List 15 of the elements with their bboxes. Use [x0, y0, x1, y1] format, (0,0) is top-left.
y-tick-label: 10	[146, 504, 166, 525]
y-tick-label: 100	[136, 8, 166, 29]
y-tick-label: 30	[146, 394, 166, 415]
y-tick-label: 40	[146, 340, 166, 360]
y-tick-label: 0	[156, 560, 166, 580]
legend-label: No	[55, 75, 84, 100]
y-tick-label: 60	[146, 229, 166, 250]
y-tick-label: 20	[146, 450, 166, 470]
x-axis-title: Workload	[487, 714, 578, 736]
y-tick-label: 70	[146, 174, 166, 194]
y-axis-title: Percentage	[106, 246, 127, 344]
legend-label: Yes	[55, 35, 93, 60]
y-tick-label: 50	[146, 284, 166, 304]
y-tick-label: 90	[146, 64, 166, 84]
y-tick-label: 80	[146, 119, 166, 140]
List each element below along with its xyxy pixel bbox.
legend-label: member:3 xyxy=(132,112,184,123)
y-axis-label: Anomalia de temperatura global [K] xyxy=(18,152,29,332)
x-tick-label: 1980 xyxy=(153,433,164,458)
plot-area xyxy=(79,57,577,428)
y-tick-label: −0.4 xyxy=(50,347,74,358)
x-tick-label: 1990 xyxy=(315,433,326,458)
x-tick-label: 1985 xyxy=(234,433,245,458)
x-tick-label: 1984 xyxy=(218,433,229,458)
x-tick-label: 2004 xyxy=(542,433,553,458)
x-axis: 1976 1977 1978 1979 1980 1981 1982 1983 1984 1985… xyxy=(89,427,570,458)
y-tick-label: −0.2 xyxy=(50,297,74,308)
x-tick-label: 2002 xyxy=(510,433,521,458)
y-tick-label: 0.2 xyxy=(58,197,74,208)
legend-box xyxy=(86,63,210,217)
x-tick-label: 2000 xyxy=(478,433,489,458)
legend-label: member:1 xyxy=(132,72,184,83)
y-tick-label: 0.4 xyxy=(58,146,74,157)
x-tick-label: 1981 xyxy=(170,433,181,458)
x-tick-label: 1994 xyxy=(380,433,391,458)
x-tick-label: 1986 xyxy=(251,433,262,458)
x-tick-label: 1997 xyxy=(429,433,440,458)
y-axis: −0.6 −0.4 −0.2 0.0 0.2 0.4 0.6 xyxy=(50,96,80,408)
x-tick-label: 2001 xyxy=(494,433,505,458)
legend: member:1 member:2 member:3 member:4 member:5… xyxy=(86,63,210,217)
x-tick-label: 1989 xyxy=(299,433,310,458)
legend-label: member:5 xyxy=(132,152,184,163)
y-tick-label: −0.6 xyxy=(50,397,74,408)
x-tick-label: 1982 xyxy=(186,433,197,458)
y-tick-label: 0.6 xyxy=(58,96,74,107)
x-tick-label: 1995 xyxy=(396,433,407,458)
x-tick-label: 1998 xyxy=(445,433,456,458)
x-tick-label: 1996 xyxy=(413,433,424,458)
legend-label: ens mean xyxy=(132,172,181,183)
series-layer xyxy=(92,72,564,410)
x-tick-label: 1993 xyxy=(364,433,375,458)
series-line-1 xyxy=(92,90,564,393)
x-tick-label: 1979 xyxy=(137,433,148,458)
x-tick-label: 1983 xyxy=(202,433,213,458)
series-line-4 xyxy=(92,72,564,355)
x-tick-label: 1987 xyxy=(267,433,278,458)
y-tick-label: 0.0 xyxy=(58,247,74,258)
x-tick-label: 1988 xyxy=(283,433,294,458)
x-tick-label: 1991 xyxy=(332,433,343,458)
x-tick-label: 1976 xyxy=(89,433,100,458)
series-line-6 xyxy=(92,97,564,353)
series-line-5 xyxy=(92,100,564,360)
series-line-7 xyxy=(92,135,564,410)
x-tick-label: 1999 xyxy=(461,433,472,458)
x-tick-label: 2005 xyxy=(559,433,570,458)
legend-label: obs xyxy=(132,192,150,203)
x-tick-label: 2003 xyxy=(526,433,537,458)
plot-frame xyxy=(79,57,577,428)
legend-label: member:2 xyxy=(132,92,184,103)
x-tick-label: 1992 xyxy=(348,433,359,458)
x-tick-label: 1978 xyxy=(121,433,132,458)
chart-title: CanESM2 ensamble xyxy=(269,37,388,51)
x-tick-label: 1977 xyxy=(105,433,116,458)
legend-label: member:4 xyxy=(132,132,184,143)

- YOUR INSTRUCTIONS: Copy all of the lines above without changing anything in them.

- RESULT:
List 15 of the elements with their bboxes. Use [x0, y0, x1, y1] format, (0,0) is top-left.
y-tick-label: 10	[146, 504, 166, 525]
y-tick-label: 100	[136, 8, 166, 29]
y-tick-label: 30	[146, 394, 166, 415]
y-tick-label: 40	[146, 340, 166, 360]
y-tick-label: 0	[156, 560, 166, 580]
legend-label: No	[55, 75, 84, 100]
y-tick-label: 60	[146, 229, 166, 250]
y-tick-label: 20	[146, 450, 166, 470]
x-axis-title: Workload	[487, 714, 578, 736]
y-tick-label: 70	[146, 174, 166, 194]
y-axis-title: Percentage	[106, 246, 127, 344]
legend-label: Yes	[55, 35, 93, 60]
y-tick-label: 50	[146, 284, 166, 304]
y-tick-label: 90	[146, 64, 166, 84]
y-tick-label: 80	[146, 119, 166, 140]
List each element below along with its xyxy pixel bbox.
legend-label: member:3 xyxy=(132,112,184,123)
y-axis-label: Anomalia de temperatura global [K] xyxy=(18,152,29,332)
x-tick-label: 1980 xyxy=(153,433,164,458)
plot-area xyxy=(79,57,577,428)
y-tick-label: −0.4 xyxy=(50,347,74,358)
x-tick-label: 1990 xyxy=(315,433,326,458)
x-tick-label: 1985 xyxy=(234,433,245,458)
x-tick-label: 1984 xyxy=(218,433,229,458)
x-tick-label: 2004 xyxy=(542,433,553,458)
x-axis: 1976 1977 1978 1979 1980 1981 1982 1983 1984 1985… xyxy=(89,427,570,458)
y-tick-label: −0.2 xyxy=(50,297,74,308)
x-tick-label: 2002 xyxy=(510,433,521,458)
y-tick-label: 0.2 xyxy=(58,197,74,208)
legend-box xyxy=(86,63,210,217)
x-tick-label: 2000 xyxy=(478,433,489,458)
legend-label: member:1 xyxy=(132,72,184,83)
y-tick-label: 0.4 xyxy=(58,146,74,157)
x-tick-label: 1981 xyxy=(170,433,181,458)
x-tick-label: 1994 xyxy=(380,433,391,458)
x-tick-label: 1986 xyxy=(251,433,262,458)
x-tick-label: 1997 xyxy=(429,433,440,458)
y-axis: −0.6 −0.4 −0.2 0.0 0.2 0.4 0.6 xyxy=(50,96,80,408)
x-tick-label: 2001 xyxy=(494,433,505,458)
legend: member:1 member:2 member:3 member:4 member:5… xyxy=(86,63,210,217)
x-tick-label: 1989 xyxy=(299,433,310,458)
legend-label: member:5 xyxy=(132,152,184,163)
y-tick-label: −0.6 xyxy=(50,397,74,408)
x-tick-label: 1982 xyxy=(186,433,197,458)
y-tick-label: 0.6 xyxy=(58,96,74,107)
x-tick-label: 1995 xyxy=(396,433,407,458)
x-tick-label: 1998 xyxy=(445,433,456,458)
x-tick-label: 1996 xyxy=(413,433,424,458)
legend-label: ens mean xyxy=(132,172,181,183)
series-layer xyxy=(92,72,564,410)
x-tick-label: 1993 xyxy=(364,433,375,458)
series-line-1 xyxy=(92,90,564,393)
x-tick-label: 1979 xyxy=(137,433,148,458)
x-tick-label: 1983 xyxy=(202,433,213,458)
series-line-4 xyxy=(92,72,564,355)
x-tick-label: 1987 xyxy=(267,433,278,458)
y-tick-label: 0.0 xyxy=(58,247,74,258)
x-tick-label: 1988 xyxy=(283,433,294,458)
x-tick-label: 1991 xyxy=(332,433,343,458)
x-tick-label: 1976 xyxy=(89,433,100,458)
series-line-6 xyxy=(92,97,564,353)
series-line-5 xyxy=(92,100,564,360)
series-line-7 xyxy=(92,135,564,410)
x-tick-label: 1999 xyxy=(461,433,472,458)
x-tick-label: 2005 xyxy=(559,433,570,458)
legend-label: obs xyxy=(132,192,150,203)
x-tick-label: 2003 xyxy=(526,433,537,458)
plot-frame xyxy=(79,57,577,428)
legend-label: member:2 xyxy=(132,92,184,103)
x-tick-label: 1992 xyxy=(348,433,359,458)
x-tick-label: 1978 xyxy=(121,433,132,458)
chart-title: CanESM2 ensamble xyxy=(269,37,388,51)
x-tick-label: 1977 xyxy=(105,433,116,458)
legend-label: member:4 xyxy=(132,132,184,143)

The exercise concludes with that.